Begin

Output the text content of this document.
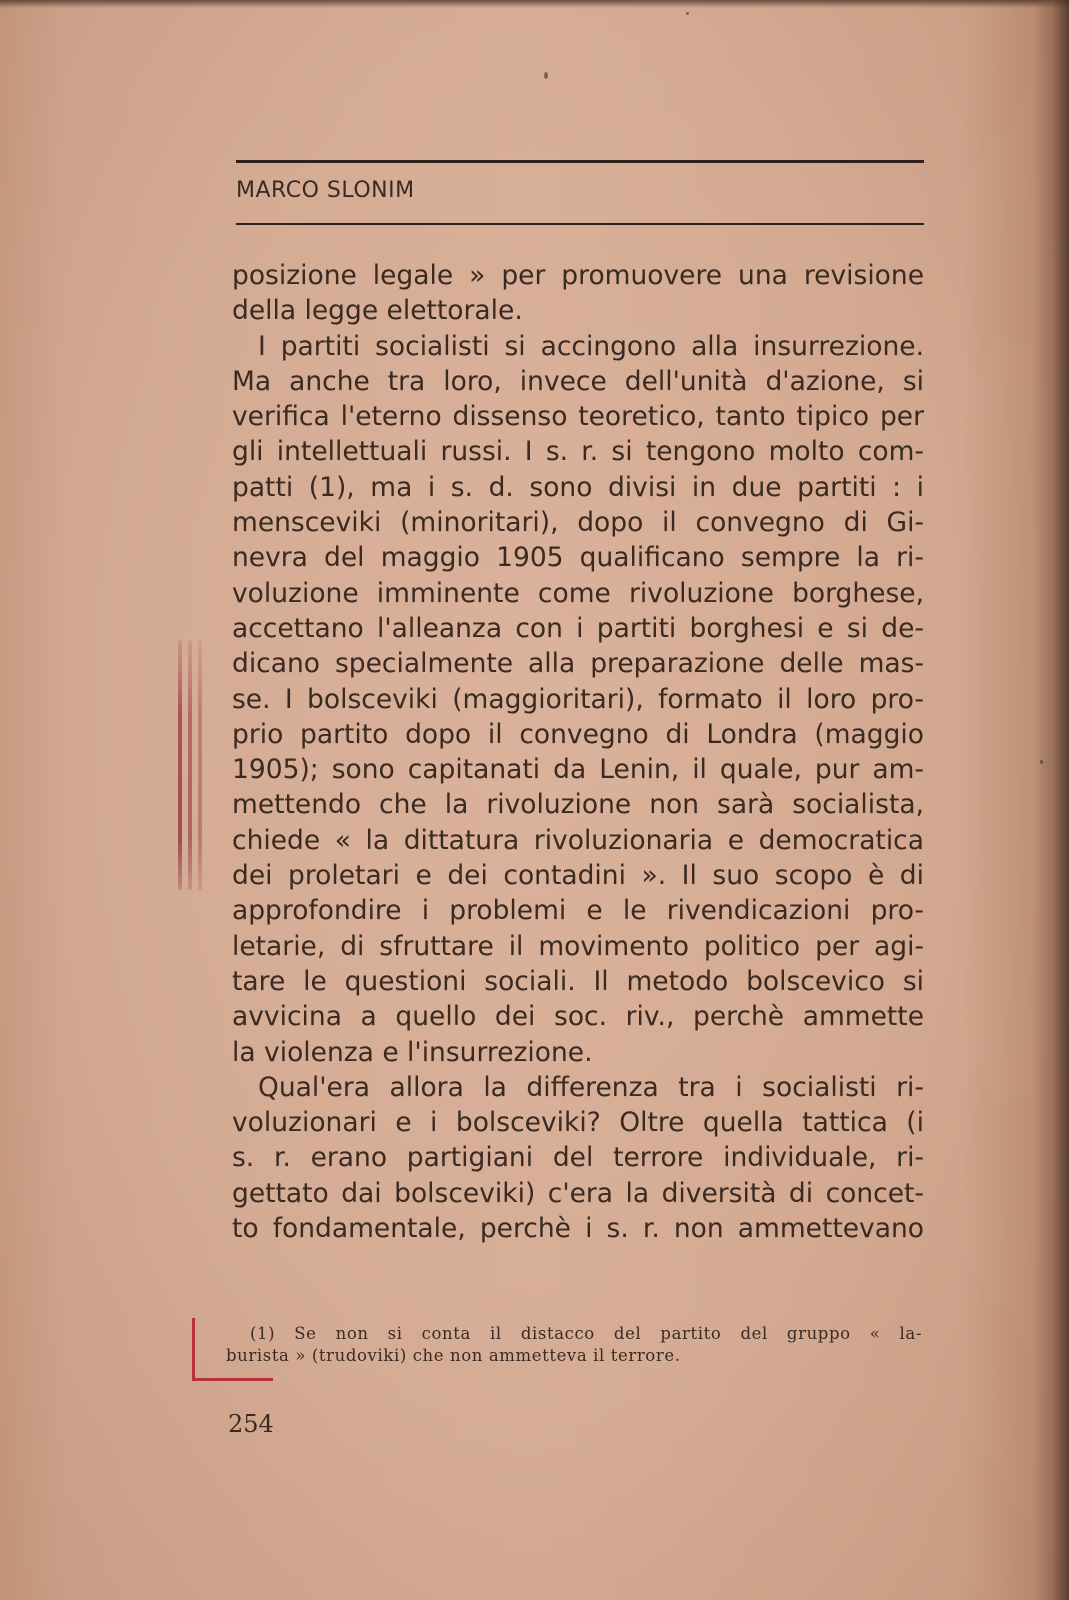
MARCO SLONIM
posizione legale » per promuovere una revisione
della legge elettorale.
I partiti socialisti si accingono alla insurrezione.
Ma anche tra loro, invece dell'unità d'azione, si
verifica l'eterno dissenso teoretico, tanto tipico per
gli intellettuali russi. I s. r. si tengono molto com-
patti (1), ma i s. d. sono divisi in due partiti : i
mensceviki (minoritari), dopo il convegno di Gi-
nevra del maggio 1905 qualificano sempre la ri-
voluzione imminente come rivoluzione borghese,
accettano l'alleanza con i partiti borghesi e si de-
dicano specialmente alla preparazione delle mas-
se. I bolsceviki (maggioritari), formato il loro pro-
prio partito dopo il convegno di Londra (maggio
1905); sono capitanati da Lenin, il quale, pur am-
mettendo che la rivoluzione non sarà socialista,
chiede « la dittatura rivoluzionaria e democratica
dei proletari e dei contadini ». Il suo scopo è di
approfondire i problemi e le rivendicazioni pro-
letarie, di sfruttare il movimento politico per agi-
tare le questioni sociali. Il metodo bolscevico si
avvicina a quello dei soc. riv., perchè ammette
la violenza e l'insurrezione.
Qual'era allora la differenza tra i socialisti ri-
voluzionari e i bolsceviki? Oltre quella tattica (i
s. r. erano partigiani del terrore individuale, ri-
gettato dai bolsceviki) c'era la diversità di concet-
to fondamentale, perchè i s. r. non ammettevano
(1) Se non si conta il distacco del partito del gruppo « la-
burista » (trudoviki) che non ammetteva il terrore.
254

End

▶ [SET PROBLEM]:
Write out the entries above verbatim; the pictures do not belong in your copy.

▶ [WRITTEN ANSWER]:
Output the text content of this document.
MARCO SLONIM
posizione legale » per promuovere una revisione
della legge elettorale.
I partiti socialisti si accingono alla insurrezione.
Ma anche tra loro, invece dell'unità d'azione, si
verifica l'eterno dissenso teoretico, tanto tipico per
gli intellettuali russi. I s. r. si tengono molto com-
patti (1), ma i s. d. sono divisi in due partiti : i
mensceviki (minoritari), dopo il convegno di Gi-
nevra del maggio 1905 qualificano sempre la ri-
voluzione imminente come rivoluzione borghese,
accettano l'alleanza con i partiti borghesi e si de-
dicano specialmente alla preparazione delle mas-
se. I bolsceviki (maggioritari), formato il loro pro-
prio partito dopo il convegno di Londra (maggio
1905); sono capitanati da Lenin, il quale, pur am-
mettendo che la rivoluzione non sarà socialista,
chiede « la dittatura rivoluzionaria e democratica
dei proletari e dei contadini ». Il suo scopo è di
approfondire i problemi e le rivendicazioni pro-
letarie, di sfruttare il movimento politico per agi-
tare le questioni sociali. Il metodo bolscevico si
avvicina a quello dei soc. riv., perchè ammette
la violenza e l'insurrezione.
Qual'era allora la differenza tra i socialisti ri-
voluzionari e i bolsceviki? Oltre quella tattica (i
s. r. erano partigiani del terrore individuale, ri-
gettato dai bolsceviki) c'era la diversità di concet-
to fondamentale, perchè i s. r. non ammettevano
(1) Se non si conta il distacco del partito del gruppo « la-
burista » (trudoviki) che non ammetteva il terrore.
254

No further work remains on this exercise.